Short problem: Your answer should be one number: how many lines of the data include the string "false"?
━━━━━━
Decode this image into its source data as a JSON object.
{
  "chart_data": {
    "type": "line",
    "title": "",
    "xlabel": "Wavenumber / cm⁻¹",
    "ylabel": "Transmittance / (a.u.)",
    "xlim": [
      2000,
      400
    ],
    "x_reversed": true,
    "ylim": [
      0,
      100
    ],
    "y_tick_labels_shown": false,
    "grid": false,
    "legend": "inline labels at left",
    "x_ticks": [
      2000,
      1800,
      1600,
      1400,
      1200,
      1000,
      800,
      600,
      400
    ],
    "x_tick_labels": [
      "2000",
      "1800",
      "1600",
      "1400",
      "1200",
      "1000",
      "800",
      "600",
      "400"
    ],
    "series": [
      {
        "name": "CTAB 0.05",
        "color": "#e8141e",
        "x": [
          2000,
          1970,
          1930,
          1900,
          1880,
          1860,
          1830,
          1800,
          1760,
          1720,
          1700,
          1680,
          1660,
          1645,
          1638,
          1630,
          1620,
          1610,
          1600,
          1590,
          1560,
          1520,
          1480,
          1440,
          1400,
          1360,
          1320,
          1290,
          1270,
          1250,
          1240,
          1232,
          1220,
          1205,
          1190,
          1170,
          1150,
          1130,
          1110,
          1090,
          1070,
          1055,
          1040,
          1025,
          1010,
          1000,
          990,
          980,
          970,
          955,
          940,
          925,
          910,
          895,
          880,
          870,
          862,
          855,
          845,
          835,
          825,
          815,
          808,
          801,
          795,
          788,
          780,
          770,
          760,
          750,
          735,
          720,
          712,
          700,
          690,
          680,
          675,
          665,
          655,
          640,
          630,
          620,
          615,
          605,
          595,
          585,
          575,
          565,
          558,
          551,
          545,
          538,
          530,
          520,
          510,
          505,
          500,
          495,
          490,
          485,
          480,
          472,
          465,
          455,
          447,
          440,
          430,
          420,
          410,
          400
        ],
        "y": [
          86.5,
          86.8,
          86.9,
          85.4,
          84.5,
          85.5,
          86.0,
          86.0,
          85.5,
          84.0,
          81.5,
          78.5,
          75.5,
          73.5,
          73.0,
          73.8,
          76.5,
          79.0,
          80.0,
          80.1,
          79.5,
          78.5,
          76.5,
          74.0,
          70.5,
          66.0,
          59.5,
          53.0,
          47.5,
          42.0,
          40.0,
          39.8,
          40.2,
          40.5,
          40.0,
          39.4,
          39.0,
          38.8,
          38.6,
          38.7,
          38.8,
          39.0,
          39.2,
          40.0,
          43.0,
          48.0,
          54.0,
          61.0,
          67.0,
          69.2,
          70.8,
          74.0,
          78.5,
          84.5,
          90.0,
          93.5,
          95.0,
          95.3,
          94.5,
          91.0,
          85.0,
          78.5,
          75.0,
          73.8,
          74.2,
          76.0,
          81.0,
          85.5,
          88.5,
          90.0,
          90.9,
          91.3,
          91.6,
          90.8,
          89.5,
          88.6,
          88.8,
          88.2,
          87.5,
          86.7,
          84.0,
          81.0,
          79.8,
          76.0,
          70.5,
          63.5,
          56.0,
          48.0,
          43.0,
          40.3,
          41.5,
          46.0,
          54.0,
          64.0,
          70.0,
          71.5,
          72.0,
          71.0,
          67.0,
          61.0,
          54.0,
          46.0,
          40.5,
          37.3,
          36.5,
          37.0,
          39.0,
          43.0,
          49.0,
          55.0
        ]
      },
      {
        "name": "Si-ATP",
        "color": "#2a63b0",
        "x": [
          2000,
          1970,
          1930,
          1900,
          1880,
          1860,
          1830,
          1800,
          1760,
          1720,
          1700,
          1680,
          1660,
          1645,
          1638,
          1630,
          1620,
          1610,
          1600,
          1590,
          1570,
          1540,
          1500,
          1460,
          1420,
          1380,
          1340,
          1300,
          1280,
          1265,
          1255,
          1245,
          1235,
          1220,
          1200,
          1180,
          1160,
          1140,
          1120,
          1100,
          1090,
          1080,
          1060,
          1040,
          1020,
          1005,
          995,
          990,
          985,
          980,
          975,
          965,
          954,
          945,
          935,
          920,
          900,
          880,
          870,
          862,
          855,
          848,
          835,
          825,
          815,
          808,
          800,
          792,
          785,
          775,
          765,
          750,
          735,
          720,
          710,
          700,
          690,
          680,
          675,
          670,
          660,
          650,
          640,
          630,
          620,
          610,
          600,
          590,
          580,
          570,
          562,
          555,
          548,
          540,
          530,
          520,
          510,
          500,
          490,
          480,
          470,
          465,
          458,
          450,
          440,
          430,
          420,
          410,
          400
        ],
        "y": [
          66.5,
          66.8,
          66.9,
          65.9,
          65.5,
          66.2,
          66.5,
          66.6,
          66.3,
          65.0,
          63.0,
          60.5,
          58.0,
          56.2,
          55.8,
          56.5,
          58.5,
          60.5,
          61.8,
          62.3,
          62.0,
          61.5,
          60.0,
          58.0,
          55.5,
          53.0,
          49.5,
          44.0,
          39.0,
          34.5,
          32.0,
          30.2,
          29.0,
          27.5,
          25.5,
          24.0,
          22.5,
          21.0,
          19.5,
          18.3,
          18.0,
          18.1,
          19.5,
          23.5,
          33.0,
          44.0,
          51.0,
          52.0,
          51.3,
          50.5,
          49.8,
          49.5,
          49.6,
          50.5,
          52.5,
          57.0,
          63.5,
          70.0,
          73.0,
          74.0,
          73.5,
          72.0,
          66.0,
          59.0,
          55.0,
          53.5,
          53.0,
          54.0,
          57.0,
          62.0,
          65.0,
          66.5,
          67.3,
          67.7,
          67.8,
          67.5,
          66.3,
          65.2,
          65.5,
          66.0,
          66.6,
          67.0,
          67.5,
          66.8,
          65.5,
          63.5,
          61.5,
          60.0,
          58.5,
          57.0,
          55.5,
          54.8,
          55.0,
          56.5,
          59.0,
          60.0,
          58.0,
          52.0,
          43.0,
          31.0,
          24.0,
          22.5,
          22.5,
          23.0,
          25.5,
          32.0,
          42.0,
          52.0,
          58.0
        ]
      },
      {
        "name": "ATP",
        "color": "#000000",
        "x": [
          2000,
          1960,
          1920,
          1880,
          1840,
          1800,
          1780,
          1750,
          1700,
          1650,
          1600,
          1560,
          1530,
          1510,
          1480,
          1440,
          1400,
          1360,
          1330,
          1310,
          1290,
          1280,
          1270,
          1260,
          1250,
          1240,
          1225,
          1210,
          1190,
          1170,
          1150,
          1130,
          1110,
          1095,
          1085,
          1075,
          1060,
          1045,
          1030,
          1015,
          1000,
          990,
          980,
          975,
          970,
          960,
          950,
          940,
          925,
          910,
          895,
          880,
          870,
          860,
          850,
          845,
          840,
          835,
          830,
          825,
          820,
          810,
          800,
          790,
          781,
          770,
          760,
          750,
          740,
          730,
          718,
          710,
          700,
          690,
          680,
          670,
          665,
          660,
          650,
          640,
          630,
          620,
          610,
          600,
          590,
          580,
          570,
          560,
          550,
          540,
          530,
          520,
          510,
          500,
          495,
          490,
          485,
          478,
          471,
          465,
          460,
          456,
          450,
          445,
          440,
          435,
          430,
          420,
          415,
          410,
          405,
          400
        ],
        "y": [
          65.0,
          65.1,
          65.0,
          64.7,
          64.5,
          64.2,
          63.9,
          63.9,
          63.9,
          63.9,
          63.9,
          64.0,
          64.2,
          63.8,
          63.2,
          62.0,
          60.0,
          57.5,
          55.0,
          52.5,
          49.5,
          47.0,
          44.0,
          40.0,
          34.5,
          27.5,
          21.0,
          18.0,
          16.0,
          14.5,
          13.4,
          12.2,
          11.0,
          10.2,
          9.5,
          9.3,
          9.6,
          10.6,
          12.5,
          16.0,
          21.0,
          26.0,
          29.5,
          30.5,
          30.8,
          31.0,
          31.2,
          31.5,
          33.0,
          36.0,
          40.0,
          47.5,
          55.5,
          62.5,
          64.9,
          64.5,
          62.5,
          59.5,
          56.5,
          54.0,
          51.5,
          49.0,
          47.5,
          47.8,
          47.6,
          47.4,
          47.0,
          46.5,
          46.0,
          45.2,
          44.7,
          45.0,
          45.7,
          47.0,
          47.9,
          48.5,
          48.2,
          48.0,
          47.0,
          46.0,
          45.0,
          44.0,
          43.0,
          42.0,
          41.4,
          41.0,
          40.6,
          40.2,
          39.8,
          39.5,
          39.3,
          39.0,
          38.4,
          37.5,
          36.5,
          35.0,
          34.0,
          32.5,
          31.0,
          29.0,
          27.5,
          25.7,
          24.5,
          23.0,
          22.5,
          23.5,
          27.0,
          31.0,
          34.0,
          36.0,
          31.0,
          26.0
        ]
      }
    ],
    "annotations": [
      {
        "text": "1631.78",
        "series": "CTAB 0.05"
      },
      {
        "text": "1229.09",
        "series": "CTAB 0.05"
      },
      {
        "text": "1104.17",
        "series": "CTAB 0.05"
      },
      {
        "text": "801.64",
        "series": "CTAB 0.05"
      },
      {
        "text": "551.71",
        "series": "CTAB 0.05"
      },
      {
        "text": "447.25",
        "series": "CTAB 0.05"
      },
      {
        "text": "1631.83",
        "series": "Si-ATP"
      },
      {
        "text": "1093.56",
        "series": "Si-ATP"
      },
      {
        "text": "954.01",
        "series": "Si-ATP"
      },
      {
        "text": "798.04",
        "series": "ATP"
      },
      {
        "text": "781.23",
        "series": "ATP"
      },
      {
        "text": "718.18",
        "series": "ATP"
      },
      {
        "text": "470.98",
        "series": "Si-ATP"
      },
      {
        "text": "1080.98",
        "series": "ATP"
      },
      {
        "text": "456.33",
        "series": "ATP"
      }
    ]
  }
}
━━━━━━
Correct response: 2